----- Data -----
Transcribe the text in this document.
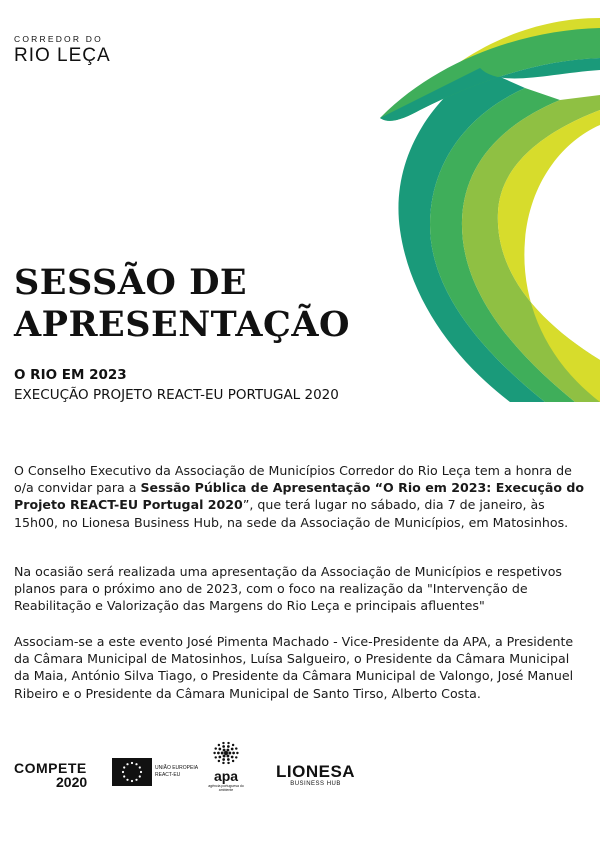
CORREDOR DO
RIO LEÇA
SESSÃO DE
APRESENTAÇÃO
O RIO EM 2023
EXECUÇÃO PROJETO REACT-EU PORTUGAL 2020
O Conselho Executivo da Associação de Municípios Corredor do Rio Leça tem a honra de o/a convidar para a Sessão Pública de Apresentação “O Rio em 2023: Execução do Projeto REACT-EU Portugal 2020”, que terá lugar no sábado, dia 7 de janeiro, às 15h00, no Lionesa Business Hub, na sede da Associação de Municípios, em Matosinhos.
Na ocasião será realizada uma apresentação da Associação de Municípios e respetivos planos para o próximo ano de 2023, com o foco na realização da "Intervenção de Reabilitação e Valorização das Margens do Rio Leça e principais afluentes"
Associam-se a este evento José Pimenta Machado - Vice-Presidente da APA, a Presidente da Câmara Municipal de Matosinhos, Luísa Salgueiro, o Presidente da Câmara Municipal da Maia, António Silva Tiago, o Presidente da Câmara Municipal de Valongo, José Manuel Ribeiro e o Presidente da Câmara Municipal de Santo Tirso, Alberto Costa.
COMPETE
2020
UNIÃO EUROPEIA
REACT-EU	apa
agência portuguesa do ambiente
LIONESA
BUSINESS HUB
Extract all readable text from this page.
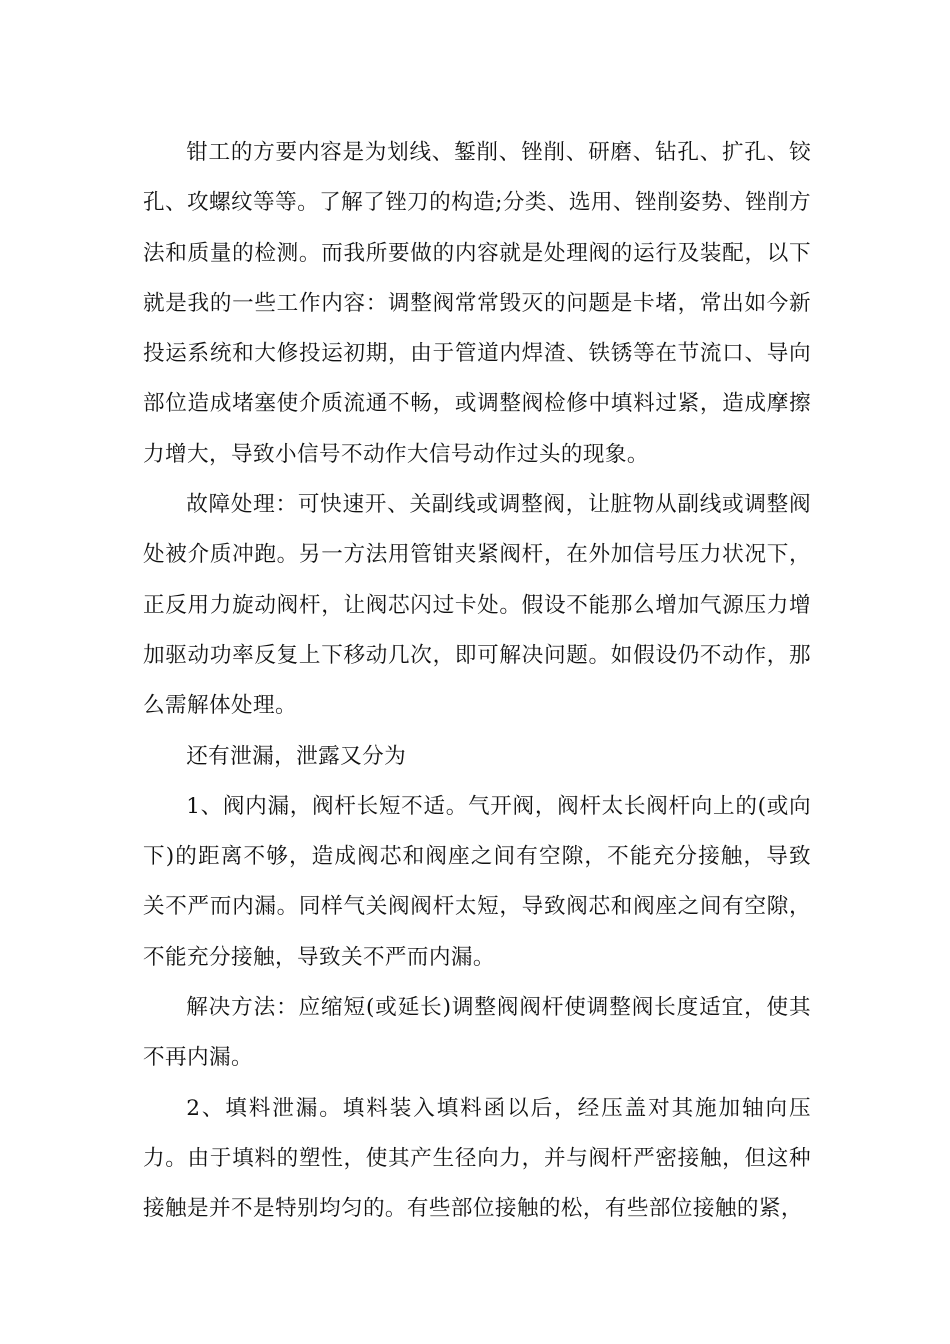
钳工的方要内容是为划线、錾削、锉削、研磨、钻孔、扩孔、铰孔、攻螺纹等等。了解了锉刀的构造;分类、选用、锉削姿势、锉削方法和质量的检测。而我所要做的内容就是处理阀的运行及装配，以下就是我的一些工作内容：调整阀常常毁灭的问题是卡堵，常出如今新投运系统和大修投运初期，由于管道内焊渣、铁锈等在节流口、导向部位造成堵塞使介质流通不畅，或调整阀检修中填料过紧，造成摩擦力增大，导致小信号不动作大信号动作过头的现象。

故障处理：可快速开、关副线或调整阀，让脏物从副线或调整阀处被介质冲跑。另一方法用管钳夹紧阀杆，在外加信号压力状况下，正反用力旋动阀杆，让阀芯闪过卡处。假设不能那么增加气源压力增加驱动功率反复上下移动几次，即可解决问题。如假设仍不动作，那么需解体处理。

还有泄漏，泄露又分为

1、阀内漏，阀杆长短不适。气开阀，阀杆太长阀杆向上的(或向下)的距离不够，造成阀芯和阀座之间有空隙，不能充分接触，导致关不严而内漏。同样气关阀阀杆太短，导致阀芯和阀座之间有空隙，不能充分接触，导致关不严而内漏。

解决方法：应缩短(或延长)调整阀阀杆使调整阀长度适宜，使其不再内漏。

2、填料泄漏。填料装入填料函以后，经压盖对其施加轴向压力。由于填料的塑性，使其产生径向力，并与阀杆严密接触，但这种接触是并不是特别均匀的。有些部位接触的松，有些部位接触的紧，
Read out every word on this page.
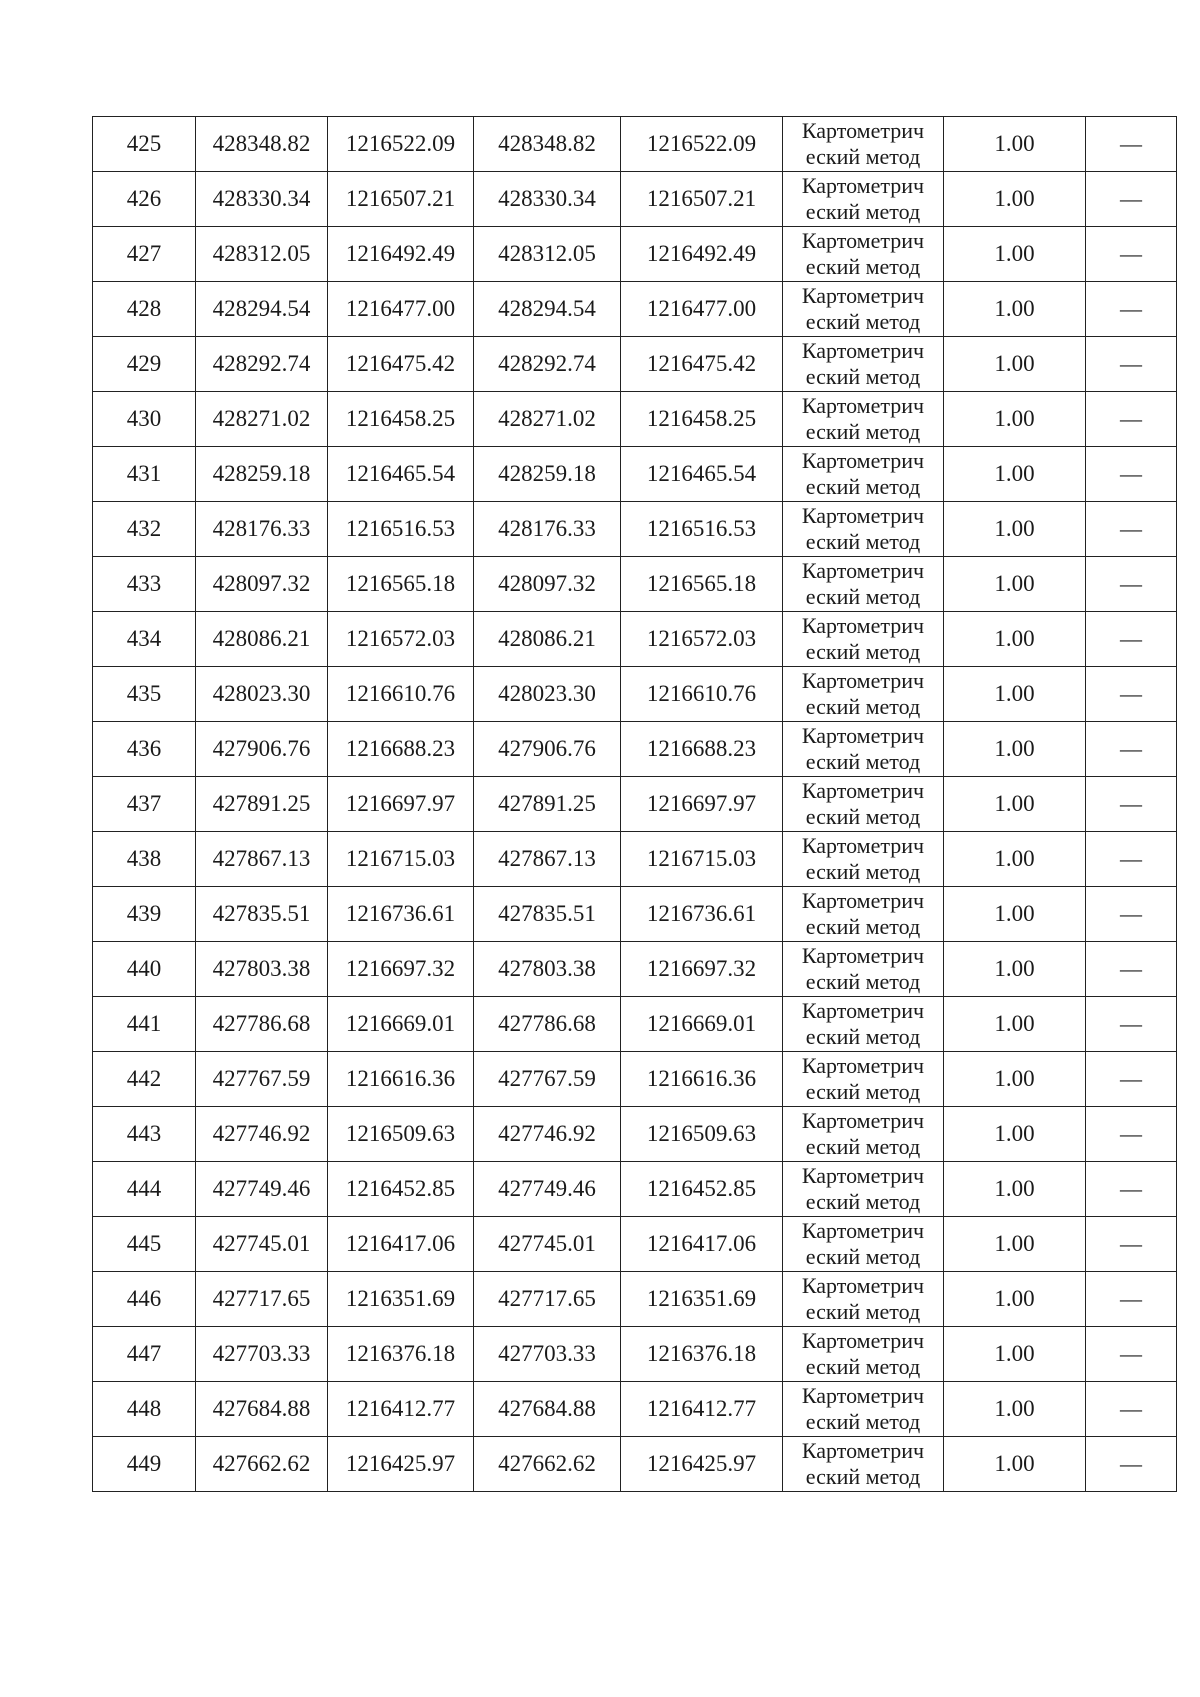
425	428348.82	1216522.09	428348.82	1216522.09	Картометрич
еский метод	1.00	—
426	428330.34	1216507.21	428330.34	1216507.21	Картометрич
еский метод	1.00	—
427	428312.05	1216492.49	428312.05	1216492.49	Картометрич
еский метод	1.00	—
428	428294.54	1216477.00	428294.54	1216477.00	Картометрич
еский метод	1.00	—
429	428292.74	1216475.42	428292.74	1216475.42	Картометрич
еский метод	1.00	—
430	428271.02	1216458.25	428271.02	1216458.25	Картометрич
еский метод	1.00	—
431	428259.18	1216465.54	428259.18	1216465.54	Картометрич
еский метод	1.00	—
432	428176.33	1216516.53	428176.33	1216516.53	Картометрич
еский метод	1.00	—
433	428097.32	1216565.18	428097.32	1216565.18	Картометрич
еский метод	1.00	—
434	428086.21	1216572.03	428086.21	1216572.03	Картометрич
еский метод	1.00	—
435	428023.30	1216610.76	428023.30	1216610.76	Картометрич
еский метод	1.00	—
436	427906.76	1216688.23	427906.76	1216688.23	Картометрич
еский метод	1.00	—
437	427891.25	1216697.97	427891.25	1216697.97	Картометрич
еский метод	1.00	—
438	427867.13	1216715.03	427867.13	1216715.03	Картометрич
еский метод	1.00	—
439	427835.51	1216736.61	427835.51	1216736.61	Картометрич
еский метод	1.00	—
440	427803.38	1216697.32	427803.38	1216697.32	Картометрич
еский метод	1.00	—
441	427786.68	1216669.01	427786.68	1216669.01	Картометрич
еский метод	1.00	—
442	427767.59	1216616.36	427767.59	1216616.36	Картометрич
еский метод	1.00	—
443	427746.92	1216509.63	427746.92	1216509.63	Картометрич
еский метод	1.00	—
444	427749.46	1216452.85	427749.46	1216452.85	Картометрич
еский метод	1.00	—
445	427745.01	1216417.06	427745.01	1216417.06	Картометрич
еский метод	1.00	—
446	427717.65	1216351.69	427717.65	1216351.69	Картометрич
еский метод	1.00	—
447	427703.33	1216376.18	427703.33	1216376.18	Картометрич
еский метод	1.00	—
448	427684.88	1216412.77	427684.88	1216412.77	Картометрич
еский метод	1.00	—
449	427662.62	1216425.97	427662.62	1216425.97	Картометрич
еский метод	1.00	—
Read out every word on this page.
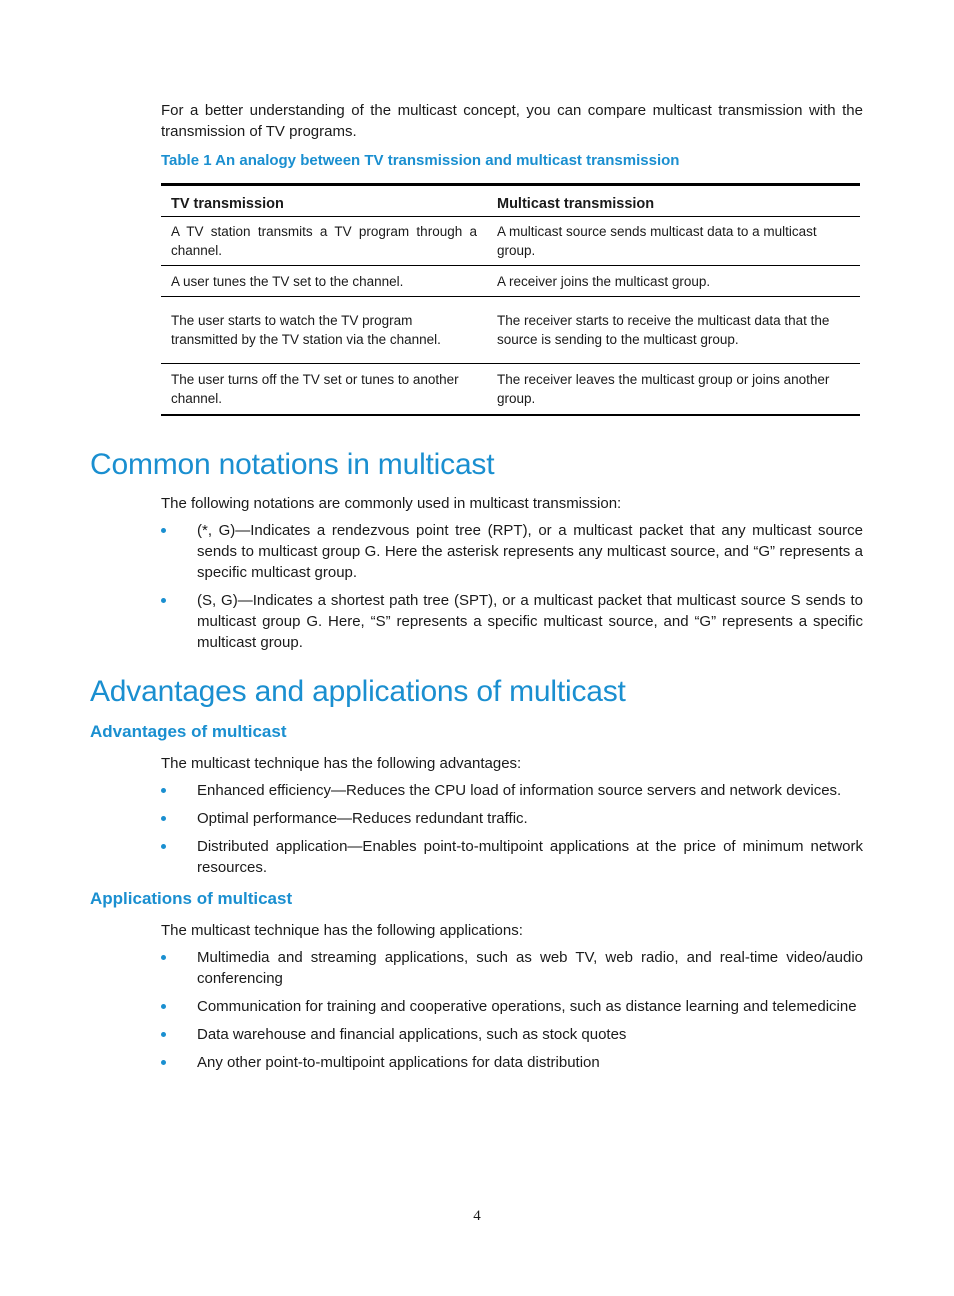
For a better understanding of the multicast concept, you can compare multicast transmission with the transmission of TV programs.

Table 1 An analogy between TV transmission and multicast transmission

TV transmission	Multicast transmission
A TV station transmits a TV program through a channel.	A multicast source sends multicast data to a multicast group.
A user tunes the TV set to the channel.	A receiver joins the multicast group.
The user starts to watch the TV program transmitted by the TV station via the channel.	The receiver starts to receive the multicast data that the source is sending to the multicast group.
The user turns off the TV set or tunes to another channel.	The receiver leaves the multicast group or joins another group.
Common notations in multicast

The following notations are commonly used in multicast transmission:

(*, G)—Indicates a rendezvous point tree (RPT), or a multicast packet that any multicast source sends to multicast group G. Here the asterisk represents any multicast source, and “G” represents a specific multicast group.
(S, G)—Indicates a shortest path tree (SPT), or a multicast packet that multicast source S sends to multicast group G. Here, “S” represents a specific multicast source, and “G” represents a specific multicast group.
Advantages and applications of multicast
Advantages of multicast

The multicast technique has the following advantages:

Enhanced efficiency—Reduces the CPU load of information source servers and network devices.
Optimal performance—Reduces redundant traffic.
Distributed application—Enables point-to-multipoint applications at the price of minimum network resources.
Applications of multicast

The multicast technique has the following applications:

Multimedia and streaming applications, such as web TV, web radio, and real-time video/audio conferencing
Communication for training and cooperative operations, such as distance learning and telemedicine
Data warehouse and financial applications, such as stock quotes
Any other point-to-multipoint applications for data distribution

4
-----
Set exercise
Track down every line of the material containing the string "sends", and copy it.

Output of the task
A TV station transmits a TV program through a channel.	A multicast source sends multicast data to a multicast group.
(*, G)—Indicates a rendezvous point tree (RPT), or a multicast packet that any multicast source sends to multicast group G. Here the asterisk represents any multicast source, and “G” represents a specific multicast group.
(S, G)—Indicates a shortest path tree (SPT), or a multicast packet that multicast source S sends to multicast group G. Here, “S” represents a specific multicast source, and “G” represents a specific multicast group.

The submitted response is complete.